═════ Data to use

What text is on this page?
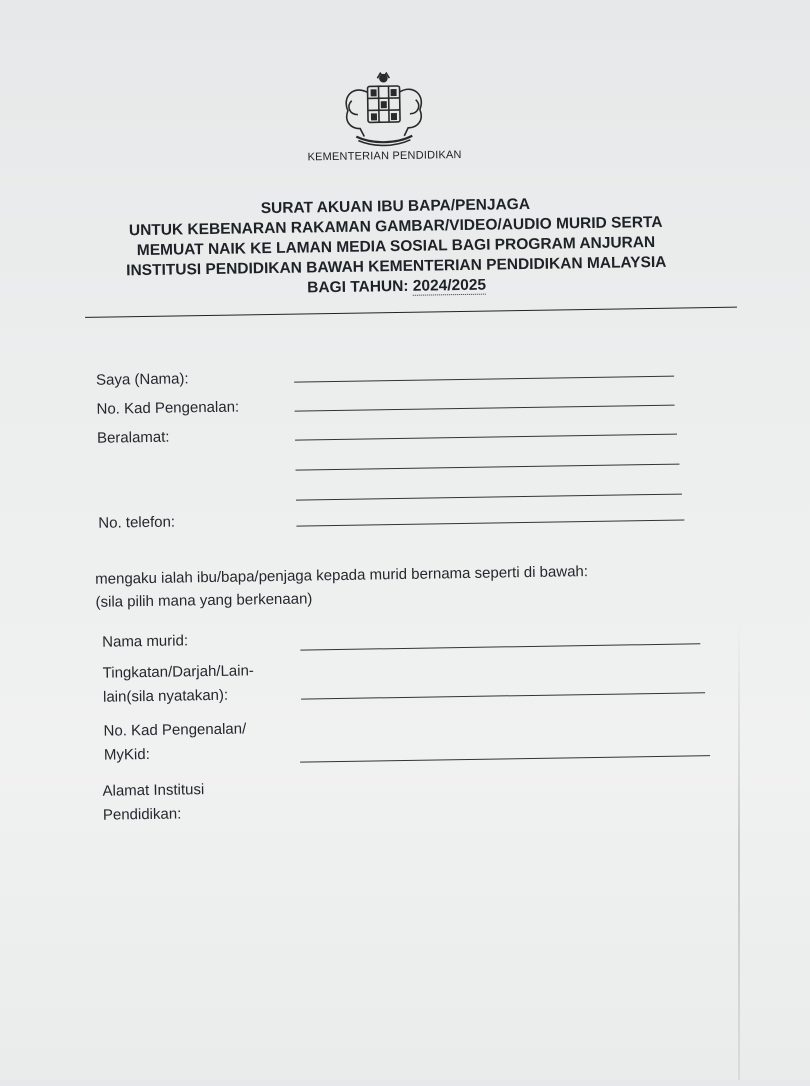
KEMENTERIAN PENDIDIKAN
SURAT AKUAN IBU BAPA/PENJAGA
UNTUK KEBENARAN RAKAMAN GAMBAR/VIDEO/AUDIO MURID SERTA
MEMUAT NAIK KE LAMAN MEDIA SOSIAL BAGI PROGRAM ANJURAN
INSTITUSI PENDIDIKAN BAWAH KEMENTERIAN PENDIDIKAN MALAYSIA
BAGI TAHUN: 2024/2025
Saya (Nama):
No. Kad Pengenalan:
Beralamat:
No. telefon:
mengaku ialah ibu/bapa/penjaga kepada murid bernama seperti di bawah:
(sila pilih mana yang berkenaan)
Nama murid:
Tingkatan/Darjah/Lain-
lain(sila nyatakan):
No. Kad Pengenalan/
MyKid:
Alamat Institusi
Pendidikan:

══════════

- What the task asks: Reproduce every record word for word. The copy must contain no pictures.

- Written answer:
What text is on this page?
KEMENTERIAN PENDIDIKAN
SURAT AKUAN IBU BAPA/PENJAGA
UNTUK KEBENARAN RAKAMAN GAMBAR/VIDEO/AUDIO MURID SERTA
MEMUAT NAIK KE LAMAN MEDIA SOSIAL BAGI PROGRAM ANJURAN
INSTITUSI PENDIDIKAN BAWAH KEMENTERIAN PENDIDIKAN MALAYSIA
BAGI TAHUN: 2024/2025
Saya (Nama):
No. Kad Pengenalan:
Beralamat:
No. telefon:
mengaku ialah ibu/bapa/penjaga kepada murid bernama seperti di bawah:
(sila pilih mana yang berkenaan)
Nama murid:
Tingkatan/Darjah/Lain-
lain(sila nyatakan):
No. Kad Pengenalan/
MyKid:
Alamat Institusi
Pendidikan:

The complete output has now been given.